→ WHAT TO DO
Quote word for word the lines starting at the line with "Decode this image" and ending at the final line of the entries. Leave out any pictures.

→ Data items

=-=-=-=-=

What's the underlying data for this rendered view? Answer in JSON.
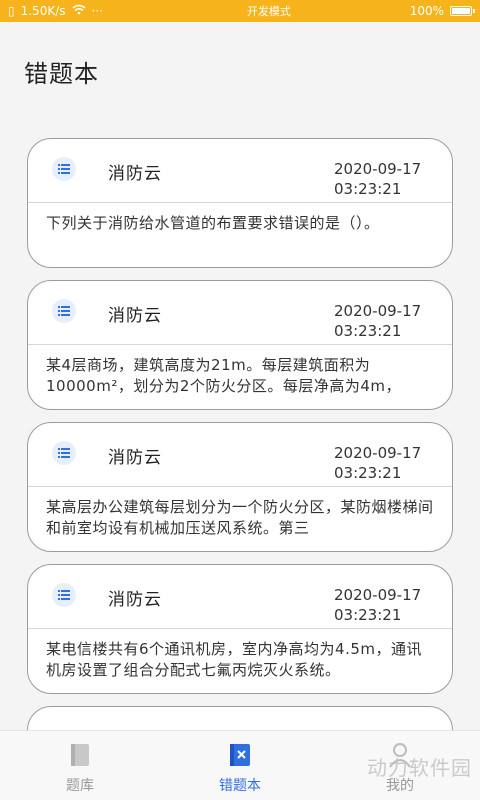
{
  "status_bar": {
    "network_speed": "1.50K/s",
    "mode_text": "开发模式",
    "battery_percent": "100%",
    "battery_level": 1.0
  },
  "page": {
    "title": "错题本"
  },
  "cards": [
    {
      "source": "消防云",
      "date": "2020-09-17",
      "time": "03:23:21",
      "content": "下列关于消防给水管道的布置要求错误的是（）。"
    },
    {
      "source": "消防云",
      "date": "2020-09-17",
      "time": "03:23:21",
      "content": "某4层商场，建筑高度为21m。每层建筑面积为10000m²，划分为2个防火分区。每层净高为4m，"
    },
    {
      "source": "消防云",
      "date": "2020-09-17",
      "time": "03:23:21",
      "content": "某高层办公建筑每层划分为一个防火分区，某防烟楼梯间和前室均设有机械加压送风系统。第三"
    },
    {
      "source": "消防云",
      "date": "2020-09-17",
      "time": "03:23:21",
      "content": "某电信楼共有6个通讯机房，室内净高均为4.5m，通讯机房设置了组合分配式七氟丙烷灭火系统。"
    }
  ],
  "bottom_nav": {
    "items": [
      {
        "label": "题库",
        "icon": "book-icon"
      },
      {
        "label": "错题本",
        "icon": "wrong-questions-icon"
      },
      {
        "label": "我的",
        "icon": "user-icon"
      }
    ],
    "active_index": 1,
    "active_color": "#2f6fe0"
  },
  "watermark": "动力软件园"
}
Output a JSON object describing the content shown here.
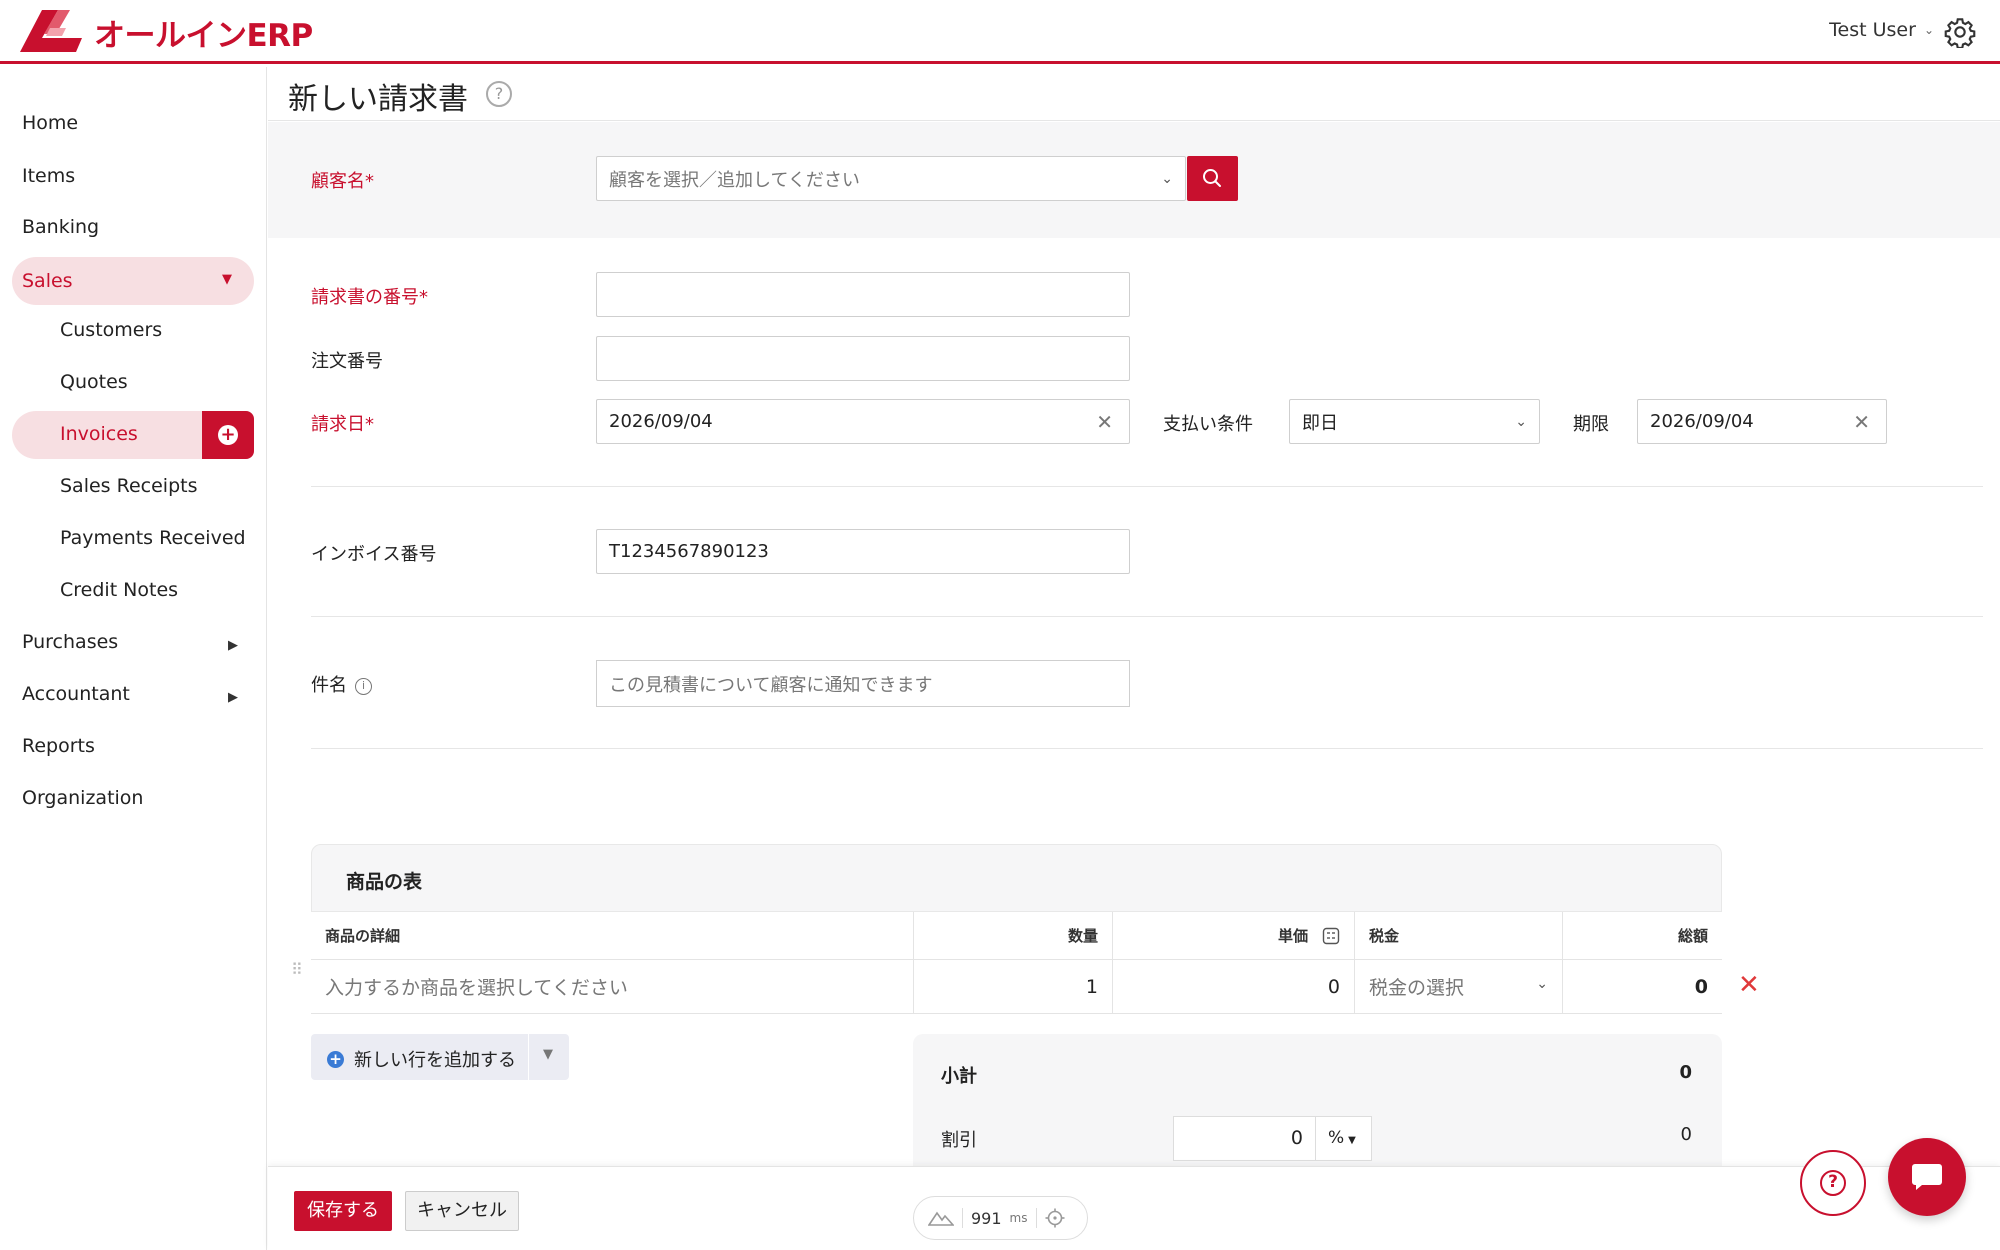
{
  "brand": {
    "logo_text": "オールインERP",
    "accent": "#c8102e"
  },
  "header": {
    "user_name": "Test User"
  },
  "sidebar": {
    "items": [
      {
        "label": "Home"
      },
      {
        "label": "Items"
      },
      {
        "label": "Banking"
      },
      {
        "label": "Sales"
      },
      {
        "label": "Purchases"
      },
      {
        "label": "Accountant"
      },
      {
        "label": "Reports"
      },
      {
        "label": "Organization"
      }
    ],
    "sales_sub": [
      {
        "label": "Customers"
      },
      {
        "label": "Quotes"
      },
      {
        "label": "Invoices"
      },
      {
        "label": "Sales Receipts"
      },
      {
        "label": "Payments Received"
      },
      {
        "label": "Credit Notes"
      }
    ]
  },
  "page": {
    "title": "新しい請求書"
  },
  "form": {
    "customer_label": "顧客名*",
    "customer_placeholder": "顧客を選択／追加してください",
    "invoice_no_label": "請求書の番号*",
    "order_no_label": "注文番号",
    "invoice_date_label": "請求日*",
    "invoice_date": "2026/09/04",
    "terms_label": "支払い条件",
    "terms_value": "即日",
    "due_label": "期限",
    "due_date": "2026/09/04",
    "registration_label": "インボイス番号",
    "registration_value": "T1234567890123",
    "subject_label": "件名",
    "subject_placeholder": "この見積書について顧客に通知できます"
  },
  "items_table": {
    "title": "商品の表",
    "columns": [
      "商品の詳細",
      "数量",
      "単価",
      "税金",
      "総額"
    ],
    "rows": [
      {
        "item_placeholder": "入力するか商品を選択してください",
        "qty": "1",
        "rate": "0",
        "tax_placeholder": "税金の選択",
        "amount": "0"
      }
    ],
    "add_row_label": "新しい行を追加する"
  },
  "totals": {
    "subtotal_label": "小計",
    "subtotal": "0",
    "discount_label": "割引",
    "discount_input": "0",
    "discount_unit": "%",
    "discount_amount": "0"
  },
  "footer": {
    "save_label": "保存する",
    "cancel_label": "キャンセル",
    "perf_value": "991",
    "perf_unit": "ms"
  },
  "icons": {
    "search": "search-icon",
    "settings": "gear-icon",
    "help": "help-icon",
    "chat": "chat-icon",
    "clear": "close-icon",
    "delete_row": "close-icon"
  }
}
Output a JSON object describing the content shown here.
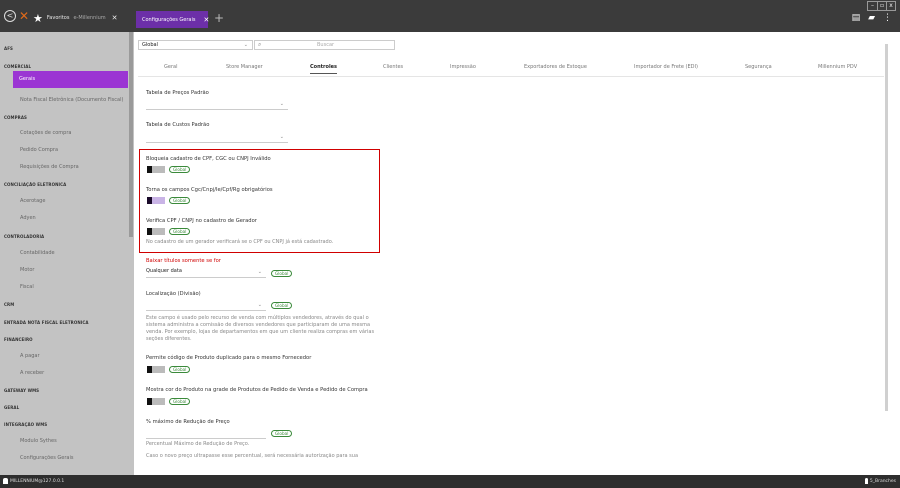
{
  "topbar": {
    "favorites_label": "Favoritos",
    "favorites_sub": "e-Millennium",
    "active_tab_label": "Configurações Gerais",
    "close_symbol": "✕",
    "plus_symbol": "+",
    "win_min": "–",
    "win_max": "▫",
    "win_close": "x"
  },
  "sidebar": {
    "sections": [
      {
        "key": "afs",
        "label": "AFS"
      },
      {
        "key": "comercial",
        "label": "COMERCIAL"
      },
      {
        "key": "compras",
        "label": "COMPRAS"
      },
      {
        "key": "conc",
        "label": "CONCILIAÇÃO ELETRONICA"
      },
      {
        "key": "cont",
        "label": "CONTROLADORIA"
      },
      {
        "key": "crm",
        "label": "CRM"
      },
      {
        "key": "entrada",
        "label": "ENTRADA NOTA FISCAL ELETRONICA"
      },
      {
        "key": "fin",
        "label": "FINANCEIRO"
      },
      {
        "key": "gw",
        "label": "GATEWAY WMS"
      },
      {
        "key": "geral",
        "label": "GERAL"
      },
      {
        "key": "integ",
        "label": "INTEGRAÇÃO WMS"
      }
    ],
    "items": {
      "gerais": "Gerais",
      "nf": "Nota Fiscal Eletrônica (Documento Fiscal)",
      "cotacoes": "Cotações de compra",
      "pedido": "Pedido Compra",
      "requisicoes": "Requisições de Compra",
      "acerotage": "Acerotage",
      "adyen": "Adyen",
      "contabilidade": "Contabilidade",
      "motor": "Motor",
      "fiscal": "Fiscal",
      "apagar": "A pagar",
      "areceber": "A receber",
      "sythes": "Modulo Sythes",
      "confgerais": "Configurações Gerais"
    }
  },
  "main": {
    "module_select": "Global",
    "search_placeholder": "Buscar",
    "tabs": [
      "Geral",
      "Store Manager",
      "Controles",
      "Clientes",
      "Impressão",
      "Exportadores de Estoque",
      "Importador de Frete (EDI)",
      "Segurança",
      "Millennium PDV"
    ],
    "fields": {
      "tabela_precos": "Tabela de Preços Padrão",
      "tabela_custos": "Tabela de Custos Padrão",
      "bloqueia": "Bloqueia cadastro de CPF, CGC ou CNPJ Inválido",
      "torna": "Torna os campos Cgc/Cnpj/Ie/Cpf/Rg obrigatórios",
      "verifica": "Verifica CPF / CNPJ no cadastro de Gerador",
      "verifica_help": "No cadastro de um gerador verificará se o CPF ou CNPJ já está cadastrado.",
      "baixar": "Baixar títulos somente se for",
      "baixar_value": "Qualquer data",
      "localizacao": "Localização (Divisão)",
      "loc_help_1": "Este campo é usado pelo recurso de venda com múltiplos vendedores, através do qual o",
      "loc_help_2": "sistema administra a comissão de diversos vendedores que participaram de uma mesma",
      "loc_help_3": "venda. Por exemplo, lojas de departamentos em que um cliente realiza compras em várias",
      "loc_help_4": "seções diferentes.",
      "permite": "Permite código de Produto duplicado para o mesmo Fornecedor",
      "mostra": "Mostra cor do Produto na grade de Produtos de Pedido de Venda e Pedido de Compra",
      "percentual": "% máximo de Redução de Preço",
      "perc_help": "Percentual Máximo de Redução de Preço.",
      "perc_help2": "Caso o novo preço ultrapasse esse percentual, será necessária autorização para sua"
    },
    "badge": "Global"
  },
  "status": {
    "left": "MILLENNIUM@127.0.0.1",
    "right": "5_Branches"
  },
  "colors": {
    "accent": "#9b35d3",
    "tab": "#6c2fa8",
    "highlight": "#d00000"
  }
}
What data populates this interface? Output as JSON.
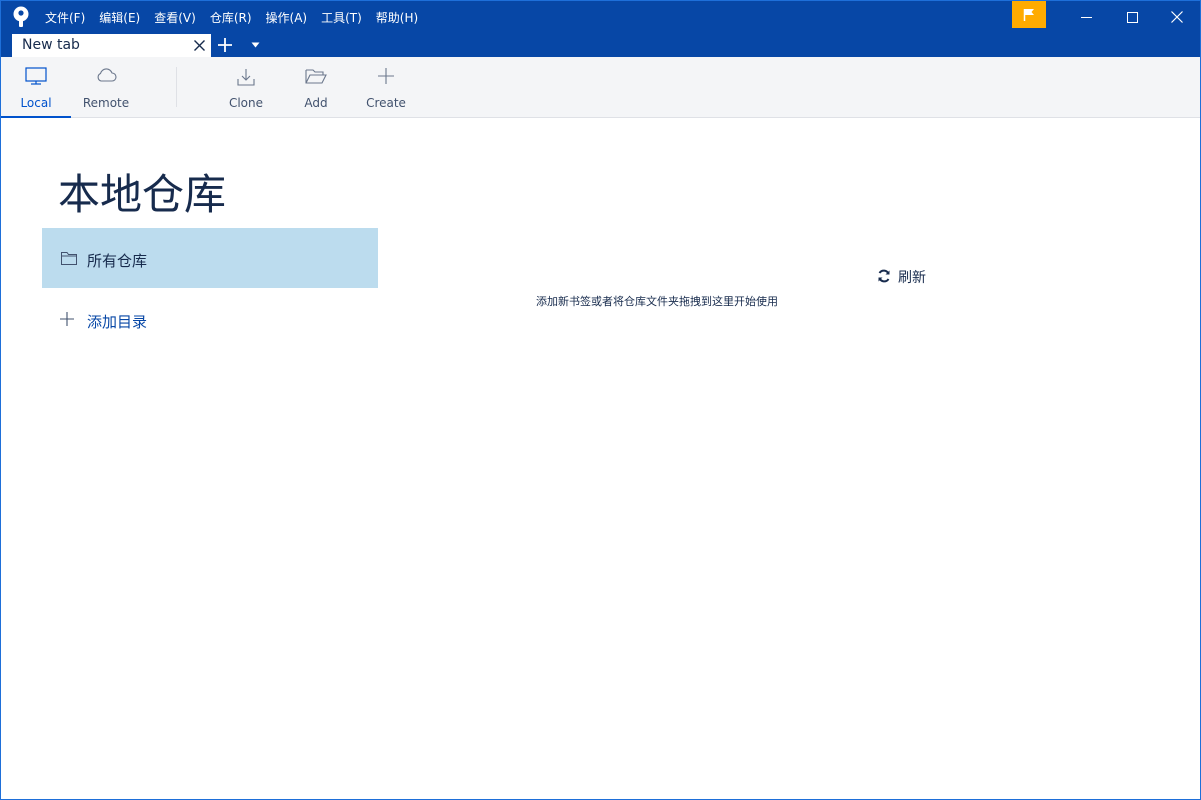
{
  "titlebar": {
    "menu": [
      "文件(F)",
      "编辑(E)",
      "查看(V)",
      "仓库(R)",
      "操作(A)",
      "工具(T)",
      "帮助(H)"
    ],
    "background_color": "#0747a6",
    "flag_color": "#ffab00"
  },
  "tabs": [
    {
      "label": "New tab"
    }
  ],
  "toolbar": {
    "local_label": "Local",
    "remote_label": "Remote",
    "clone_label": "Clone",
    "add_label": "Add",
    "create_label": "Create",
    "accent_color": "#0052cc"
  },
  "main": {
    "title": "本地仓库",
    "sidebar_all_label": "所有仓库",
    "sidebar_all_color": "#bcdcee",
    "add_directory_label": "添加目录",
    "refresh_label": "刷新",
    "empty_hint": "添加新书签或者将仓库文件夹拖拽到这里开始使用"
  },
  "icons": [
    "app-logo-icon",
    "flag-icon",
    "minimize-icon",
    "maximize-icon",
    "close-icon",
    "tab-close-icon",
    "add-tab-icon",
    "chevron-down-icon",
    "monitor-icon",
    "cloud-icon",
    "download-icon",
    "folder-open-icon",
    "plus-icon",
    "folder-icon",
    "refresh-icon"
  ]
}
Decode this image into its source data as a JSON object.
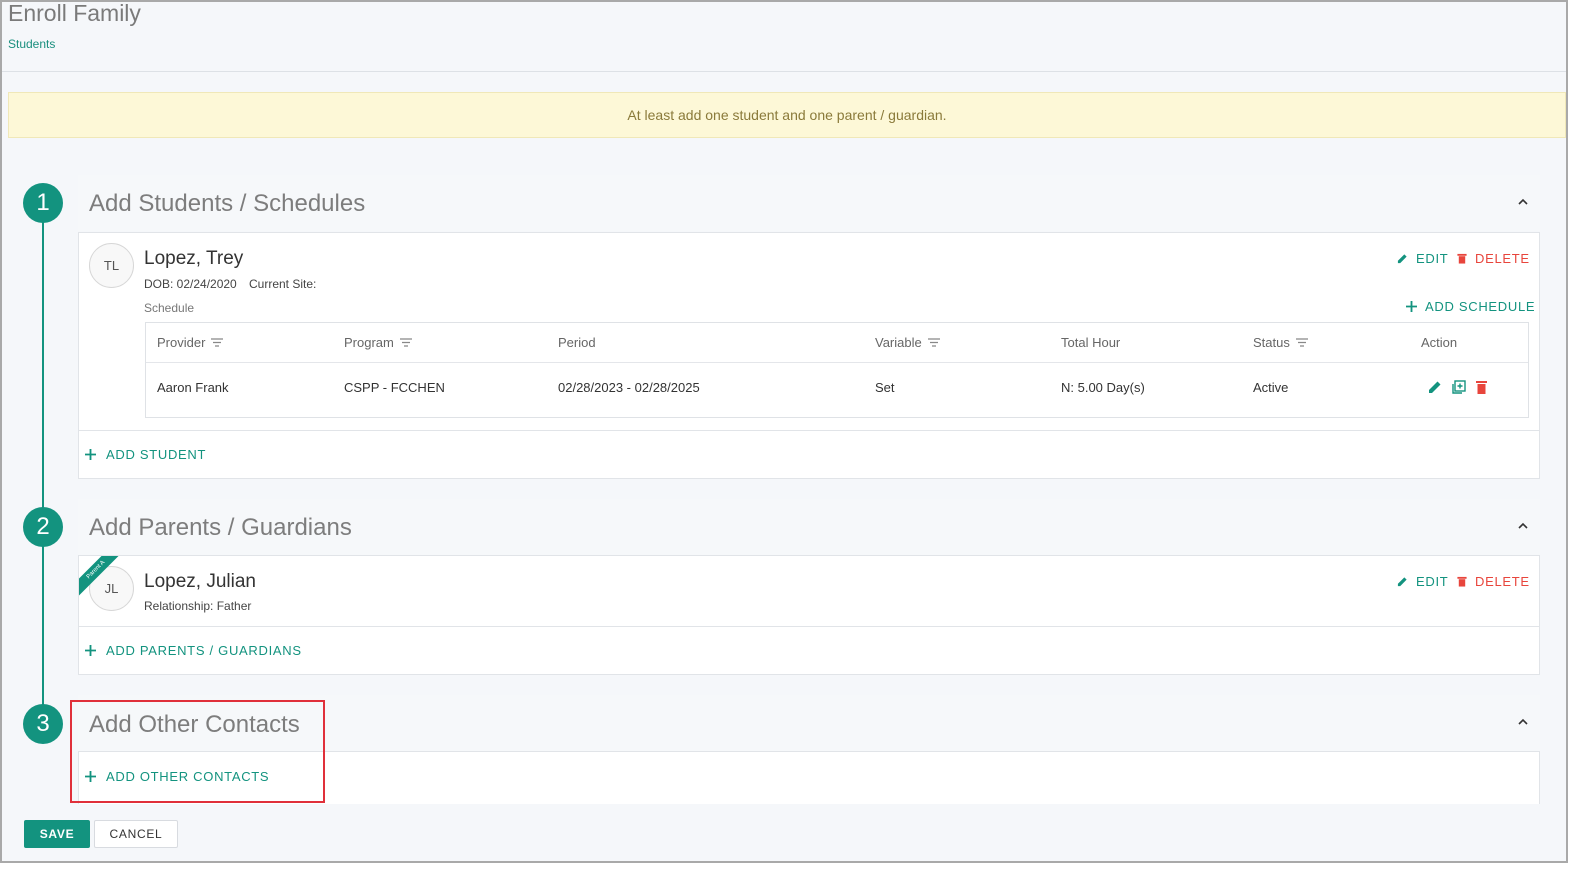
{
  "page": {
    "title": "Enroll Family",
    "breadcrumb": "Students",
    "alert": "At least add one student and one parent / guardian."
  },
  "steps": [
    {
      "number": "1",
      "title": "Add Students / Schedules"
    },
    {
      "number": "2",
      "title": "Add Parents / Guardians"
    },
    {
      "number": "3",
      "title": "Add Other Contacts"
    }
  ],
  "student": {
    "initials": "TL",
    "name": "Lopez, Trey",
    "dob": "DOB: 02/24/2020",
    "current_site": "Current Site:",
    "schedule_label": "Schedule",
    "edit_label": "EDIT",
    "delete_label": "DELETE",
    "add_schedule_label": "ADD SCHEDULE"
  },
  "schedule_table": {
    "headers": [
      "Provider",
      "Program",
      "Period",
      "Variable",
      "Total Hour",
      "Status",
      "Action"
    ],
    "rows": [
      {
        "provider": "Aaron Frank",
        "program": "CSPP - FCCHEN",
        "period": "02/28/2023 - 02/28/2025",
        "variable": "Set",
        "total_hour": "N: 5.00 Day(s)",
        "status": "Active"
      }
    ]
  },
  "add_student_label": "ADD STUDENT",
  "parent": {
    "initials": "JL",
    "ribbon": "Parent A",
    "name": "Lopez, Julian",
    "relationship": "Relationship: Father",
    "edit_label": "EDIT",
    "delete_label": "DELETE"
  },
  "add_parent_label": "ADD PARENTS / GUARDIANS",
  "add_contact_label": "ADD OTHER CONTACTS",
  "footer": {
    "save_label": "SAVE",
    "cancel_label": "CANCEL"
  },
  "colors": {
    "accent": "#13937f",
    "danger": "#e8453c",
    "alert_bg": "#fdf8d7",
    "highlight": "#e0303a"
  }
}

=-=-=-=-=

→ FULL RESPONSE
Decode this image into its source data as a JSON object.
{
  "page": {
    "title": "Enroll Family",
    "breadcrumb": "Students",
    "alert": "At least add one student and one parent / guardian."
  },
  "steps": [
    {
      "number": "1",
      "title": "Add Students / Schedules"
    },
    {
      "number": "2",
      "title": "Add Parents / Guardians"
    },
    {
      "number": "3",
      "title": "Add Other Contacts"
    }
  ],
  "student": {
    "initials": "TL",
    "name": "Lopez, Trey",
    "dob": "DOB: 02/24/2020",
    "current_site": "Current Site:",
    "schedule_label": "Schedule",
    "edit_label": "EDIT",
    "delete_label": "DELETE",
    "add_schedule_label": "ADD SCHEDULE"
  },
  "schedule_table": {
    "headers": [
      "Provider",
      "Program",
      "Period",
      "Variable",
      "Total Hour",
      "Status",
      "Action"
    ],
    "rows": [
      {
        "provider": "Aaron Frank",
        "program": "CSPP - FCCHEN",
        "period": "02/28/2023 - 02/28/2025",
        "variable": "Set",
        "total_hour": "N: 5.00 Day(s)",
        "status": "Active"
      }
    ]
  },
  "add_student_label": "ADD STUDENT",
  "parent": {
    "initials": "JL",
    "ribbon": "Parent A",
    "name": "Lopez, Julian",
    "relationship": "Relationship: Father",
    "edit_label": "EDIT",
    "delete_label": "DELETE"
  },
  "add_parent_label": "ADD PARENTS / GUARDIANS",
  "add_contact_label": "ADD OTHER CONTACTS",
  "footer": {
    "save_label": "SAVE",
    "cancel_label": "CANCEL"
  },
  "colors": {
    "accent": "#13937f",
    "danger": "#e8453c",
    "alert_bg": "#fdf8d7",
    "highlight": "#e0303a"
  }
}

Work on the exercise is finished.